(Stored dataset items)
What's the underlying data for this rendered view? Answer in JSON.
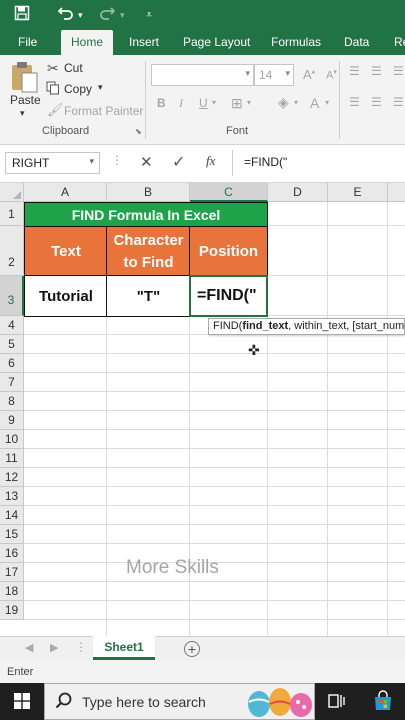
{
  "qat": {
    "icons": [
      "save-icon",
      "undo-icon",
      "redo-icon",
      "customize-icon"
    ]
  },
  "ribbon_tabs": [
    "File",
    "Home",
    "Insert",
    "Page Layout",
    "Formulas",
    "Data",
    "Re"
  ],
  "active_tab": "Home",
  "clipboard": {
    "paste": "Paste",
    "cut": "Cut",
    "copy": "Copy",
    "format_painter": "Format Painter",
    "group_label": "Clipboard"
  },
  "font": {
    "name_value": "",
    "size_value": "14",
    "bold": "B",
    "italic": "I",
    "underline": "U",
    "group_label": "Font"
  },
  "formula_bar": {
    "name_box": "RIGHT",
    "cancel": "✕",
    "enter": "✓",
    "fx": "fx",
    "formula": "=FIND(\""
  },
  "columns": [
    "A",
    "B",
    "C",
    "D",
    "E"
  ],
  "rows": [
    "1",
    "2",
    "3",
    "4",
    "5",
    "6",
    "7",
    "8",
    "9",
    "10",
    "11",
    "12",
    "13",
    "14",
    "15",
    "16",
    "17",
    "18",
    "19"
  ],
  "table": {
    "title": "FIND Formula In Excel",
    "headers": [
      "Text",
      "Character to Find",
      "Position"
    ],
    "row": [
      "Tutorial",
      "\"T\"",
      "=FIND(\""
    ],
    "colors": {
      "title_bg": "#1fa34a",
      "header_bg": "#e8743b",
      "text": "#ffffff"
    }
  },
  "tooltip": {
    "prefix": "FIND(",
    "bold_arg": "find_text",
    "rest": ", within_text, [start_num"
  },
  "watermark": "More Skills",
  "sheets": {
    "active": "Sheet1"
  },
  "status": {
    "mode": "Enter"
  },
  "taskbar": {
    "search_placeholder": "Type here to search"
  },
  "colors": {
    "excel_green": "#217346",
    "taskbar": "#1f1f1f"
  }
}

**PROBLEM STATEMENT**
Set the entries down again exactly. Do not include the images.

**EXERCISE ANSWER**
What's the underlying data for this rendered view? Answer in JSON.
{
  "qat": {
    "icons": [
      "save-icon",
      "undo-icon",
      "redo-icon",
      "customize-icon"
    ]
  },
  "ribbon_tabs": [
    "File",
    "Home",
    "Insert",
    "Page Layout",
    "Formulas",
    "Data",
    "Re"
  ],
  "active_tab": "Home",
  "clipboard": {
    "paste": "Paste",
    "cut": "Cut",
    "copy": "Copy",
    "format_painter": "Format Painter",
    "group_label": "Clipboard"
  },
  "font": {
    "name_value": "",
    "size_value": "14",
    "bold": "B",
    "italic": "I",
    "underline": "U",
    "group_label": "Font"
  },
  "formula_bar": {
    "name_box": "RIGHT",
    "cancel": "✕",
    "enter": "✓",
    "fx": "fx",
    "formula": "=FIND(\""
  },
  "columns": [
    "A",
    "B",
    "C",
    "D",
    "E"
  ],
  "rows": [
    "1",
    "2",
    "3",
    "4",
    "5",
    "6",
    "7",
    "8",
    "9",
    "10",
    "11",
    "12",
    "13",
    "14",
    "15",
    "16",
    "17",
    "18",
    "19"
  ],
  "table": {
    "title": "FIND Formula In Excel",
    "headers": [
      "Text",
      "Character to Find",
      "Position"
    ],
    "row": [
      "Tutorial",
      "\"T\"",
      "=FIND(\""
    ],
    "colors": {
      "title_bg": "#1fa34a",
      "header_bg": "#e8743b",
      "text": "#ffffff"
    }
  },
  "tooltip": {
    "prefix": "FIND(",
    "bold_arg": "find_text",
    "rest": ", within_text, [start_num"
  },
  "watermark": "More Skills",
  "sheets": {
    "active": "Sheet1"
  },
  "status": {
    "mode": "Enter"
  },
  "taskbar": {
    "search_placeholder": "Type here to search"
  },
  "colors": {
    "excel_green": "#217346",
    "taskbar": "#1f1f1f"
  }
}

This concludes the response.